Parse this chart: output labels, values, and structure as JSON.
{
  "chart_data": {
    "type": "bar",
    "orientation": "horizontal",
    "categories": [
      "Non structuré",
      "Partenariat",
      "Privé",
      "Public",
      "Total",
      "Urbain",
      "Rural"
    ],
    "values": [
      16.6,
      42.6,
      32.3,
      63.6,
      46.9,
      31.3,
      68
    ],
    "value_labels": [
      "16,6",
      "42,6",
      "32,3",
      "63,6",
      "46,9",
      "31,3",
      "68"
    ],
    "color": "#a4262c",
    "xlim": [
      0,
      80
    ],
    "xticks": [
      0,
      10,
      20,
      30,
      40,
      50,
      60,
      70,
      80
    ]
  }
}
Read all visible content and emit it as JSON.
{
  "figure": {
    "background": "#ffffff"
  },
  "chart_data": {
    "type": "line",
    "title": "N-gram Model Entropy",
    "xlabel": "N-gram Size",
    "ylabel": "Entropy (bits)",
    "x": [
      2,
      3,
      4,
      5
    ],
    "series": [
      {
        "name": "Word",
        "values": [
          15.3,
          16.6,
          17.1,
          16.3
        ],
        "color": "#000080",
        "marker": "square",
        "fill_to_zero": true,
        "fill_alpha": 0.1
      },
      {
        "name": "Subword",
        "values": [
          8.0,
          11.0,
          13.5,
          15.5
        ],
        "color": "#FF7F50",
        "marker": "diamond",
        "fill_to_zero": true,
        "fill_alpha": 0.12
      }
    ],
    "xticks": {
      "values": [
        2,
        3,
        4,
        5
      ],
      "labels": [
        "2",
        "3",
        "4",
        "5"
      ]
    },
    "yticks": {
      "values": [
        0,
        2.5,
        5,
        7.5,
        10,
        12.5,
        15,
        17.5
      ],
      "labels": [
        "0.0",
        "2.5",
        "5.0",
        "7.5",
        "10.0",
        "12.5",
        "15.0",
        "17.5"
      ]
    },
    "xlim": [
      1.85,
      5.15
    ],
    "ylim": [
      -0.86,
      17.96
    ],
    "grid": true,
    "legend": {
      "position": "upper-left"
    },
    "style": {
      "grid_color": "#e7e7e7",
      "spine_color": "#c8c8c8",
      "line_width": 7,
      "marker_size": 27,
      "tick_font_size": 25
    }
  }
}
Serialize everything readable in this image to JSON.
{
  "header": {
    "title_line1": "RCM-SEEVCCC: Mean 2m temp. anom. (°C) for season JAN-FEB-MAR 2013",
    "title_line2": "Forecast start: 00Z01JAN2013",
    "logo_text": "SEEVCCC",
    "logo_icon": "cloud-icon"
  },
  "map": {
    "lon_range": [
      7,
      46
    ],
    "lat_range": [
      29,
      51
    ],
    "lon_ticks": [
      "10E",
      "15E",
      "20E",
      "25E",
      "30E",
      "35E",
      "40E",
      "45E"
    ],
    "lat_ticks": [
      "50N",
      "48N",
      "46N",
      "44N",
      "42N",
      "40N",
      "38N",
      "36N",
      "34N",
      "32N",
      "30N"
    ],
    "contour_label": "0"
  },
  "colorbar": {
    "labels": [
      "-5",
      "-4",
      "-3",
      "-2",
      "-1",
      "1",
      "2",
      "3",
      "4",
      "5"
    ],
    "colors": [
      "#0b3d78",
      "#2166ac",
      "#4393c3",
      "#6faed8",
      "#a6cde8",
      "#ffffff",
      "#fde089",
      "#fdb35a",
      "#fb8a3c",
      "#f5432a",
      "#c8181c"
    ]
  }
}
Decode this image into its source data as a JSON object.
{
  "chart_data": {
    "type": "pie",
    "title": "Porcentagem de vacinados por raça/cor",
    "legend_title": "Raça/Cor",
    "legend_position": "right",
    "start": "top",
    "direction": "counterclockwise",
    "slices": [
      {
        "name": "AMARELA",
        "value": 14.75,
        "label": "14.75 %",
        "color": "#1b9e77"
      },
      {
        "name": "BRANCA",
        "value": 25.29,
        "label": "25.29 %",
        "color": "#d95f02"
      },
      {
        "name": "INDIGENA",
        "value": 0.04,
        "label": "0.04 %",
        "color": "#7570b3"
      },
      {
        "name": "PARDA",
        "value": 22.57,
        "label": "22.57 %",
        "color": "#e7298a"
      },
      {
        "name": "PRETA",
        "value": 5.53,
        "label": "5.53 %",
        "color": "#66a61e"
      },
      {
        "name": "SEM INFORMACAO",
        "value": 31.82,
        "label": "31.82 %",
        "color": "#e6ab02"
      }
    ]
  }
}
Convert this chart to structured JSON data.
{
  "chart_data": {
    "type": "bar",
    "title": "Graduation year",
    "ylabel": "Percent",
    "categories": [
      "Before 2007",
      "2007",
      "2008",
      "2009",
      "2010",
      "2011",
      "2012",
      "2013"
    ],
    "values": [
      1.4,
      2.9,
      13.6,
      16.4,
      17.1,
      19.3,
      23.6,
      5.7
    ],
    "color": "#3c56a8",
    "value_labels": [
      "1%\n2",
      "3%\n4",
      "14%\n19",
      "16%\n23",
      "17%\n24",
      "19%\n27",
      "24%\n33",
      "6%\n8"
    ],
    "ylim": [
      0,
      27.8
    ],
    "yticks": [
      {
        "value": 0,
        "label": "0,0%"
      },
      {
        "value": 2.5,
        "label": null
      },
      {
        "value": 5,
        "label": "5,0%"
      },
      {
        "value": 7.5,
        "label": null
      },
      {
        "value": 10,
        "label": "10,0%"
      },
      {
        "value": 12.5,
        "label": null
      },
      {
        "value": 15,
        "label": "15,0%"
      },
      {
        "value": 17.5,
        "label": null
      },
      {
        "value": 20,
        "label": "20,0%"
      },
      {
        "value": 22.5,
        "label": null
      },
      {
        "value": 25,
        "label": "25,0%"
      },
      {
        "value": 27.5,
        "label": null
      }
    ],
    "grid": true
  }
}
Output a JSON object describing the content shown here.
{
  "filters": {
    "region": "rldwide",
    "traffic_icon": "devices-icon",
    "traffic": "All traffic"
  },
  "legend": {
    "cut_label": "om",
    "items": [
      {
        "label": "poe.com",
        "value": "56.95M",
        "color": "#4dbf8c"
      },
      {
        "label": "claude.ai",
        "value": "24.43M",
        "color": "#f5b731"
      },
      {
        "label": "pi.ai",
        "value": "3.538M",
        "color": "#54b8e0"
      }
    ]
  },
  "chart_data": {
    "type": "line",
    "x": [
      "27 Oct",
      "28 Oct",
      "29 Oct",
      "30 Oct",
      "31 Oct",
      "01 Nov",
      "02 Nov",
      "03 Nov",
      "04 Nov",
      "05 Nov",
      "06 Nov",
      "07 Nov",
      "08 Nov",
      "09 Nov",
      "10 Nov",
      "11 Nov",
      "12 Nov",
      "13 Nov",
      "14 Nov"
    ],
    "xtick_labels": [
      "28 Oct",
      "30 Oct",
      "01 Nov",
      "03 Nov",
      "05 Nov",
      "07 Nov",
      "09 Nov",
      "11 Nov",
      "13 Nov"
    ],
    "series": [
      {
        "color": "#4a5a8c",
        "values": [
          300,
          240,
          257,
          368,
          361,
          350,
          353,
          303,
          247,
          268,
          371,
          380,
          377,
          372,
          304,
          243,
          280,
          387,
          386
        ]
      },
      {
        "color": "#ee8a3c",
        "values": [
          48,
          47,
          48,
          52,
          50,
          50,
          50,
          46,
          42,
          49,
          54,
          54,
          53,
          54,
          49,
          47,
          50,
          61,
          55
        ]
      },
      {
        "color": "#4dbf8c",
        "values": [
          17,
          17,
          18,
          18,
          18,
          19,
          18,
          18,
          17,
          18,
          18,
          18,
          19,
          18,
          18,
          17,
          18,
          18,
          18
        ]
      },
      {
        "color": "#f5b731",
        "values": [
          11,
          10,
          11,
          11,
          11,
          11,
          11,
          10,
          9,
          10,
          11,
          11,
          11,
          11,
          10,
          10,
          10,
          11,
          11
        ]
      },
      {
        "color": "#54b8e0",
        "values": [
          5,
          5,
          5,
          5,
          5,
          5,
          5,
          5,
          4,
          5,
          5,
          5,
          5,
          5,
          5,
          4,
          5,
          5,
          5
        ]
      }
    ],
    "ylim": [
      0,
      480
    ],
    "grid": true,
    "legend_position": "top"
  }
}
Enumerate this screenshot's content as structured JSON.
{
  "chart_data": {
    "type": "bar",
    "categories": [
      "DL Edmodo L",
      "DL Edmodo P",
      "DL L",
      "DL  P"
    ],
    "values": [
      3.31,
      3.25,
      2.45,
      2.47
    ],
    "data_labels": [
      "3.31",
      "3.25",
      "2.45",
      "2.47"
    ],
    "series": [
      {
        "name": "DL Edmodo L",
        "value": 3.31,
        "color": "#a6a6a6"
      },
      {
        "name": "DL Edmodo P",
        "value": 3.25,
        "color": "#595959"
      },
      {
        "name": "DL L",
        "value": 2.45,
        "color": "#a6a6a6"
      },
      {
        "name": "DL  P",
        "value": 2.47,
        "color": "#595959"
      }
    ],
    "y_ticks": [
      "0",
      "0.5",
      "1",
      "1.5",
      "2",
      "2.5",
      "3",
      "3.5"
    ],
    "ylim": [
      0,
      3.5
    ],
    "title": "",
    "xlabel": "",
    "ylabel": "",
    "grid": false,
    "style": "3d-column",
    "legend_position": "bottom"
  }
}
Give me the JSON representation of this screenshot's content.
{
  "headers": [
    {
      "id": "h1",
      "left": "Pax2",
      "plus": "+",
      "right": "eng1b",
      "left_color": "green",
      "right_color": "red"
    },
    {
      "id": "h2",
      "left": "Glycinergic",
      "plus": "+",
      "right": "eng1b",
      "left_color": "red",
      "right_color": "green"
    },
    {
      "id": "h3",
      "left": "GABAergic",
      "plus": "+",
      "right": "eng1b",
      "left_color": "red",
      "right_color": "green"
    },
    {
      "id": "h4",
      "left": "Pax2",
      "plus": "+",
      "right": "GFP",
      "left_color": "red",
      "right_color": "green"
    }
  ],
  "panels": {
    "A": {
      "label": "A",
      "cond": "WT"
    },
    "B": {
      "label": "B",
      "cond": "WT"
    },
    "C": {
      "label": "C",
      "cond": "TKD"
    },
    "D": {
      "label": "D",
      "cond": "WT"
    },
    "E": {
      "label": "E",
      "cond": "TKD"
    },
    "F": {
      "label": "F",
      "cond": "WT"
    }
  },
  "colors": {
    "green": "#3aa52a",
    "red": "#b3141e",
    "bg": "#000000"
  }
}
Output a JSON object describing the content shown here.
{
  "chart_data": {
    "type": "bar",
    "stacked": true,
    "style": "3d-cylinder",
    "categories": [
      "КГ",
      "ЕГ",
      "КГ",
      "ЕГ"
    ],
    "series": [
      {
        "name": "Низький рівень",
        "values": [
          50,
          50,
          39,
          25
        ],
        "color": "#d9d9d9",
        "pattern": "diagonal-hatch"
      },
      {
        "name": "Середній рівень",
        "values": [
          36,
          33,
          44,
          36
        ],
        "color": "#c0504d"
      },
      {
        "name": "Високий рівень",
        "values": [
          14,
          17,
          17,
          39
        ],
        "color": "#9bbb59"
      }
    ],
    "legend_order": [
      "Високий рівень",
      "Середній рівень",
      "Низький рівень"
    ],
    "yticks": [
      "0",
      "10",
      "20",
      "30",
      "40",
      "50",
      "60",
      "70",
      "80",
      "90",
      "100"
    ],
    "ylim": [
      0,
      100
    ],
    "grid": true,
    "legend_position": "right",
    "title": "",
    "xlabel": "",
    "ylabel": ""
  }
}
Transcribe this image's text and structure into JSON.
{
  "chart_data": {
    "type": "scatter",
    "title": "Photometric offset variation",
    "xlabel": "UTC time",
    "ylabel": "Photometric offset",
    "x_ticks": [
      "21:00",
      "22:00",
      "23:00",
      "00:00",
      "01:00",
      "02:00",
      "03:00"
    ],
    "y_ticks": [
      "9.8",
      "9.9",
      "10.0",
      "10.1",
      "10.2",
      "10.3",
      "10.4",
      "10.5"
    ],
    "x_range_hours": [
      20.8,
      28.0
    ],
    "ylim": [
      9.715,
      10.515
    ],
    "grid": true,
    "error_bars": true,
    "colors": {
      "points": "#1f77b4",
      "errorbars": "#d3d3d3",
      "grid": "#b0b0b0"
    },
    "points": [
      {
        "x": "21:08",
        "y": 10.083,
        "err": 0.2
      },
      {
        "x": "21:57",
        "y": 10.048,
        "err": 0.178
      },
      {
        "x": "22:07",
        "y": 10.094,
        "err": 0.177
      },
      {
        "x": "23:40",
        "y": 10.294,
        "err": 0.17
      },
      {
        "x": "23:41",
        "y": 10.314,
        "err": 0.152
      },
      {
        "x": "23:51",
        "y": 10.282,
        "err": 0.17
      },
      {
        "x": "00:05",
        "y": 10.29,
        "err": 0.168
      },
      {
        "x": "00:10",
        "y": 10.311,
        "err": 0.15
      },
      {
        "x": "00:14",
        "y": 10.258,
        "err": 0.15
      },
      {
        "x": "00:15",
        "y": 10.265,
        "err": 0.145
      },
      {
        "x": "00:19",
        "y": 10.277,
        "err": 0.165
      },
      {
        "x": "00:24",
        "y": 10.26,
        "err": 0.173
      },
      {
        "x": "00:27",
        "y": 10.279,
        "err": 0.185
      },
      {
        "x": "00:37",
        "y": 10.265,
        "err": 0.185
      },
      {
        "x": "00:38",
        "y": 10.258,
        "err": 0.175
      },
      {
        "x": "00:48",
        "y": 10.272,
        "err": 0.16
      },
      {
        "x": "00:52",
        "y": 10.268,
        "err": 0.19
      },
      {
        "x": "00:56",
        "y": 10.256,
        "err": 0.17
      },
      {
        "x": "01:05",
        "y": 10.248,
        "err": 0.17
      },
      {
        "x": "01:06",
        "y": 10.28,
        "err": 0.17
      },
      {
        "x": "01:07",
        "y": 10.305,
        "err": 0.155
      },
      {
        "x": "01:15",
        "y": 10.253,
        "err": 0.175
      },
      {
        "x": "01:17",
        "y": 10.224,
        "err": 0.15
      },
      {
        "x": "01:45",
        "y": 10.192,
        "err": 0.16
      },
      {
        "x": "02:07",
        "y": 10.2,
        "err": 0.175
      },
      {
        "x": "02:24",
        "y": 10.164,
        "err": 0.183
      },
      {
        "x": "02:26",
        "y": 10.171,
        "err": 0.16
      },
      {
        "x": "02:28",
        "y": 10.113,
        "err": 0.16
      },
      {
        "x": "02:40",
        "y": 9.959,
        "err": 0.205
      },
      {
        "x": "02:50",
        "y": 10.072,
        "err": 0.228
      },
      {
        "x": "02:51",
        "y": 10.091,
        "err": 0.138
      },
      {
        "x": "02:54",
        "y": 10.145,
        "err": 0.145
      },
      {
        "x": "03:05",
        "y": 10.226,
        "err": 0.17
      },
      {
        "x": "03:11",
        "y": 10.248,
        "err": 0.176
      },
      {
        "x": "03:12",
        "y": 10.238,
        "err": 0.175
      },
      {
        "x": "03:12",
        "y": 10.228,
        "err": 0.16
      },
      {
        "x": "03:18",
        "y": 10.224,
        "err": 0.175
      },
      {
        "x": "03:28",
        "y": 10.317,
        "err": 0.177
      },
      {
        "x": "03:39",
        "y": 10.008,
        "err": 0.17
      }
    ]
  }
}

- - - - -

» **Task directions**: Give only the number of lines in the data that include the string "start".

» **Output for this task**: 2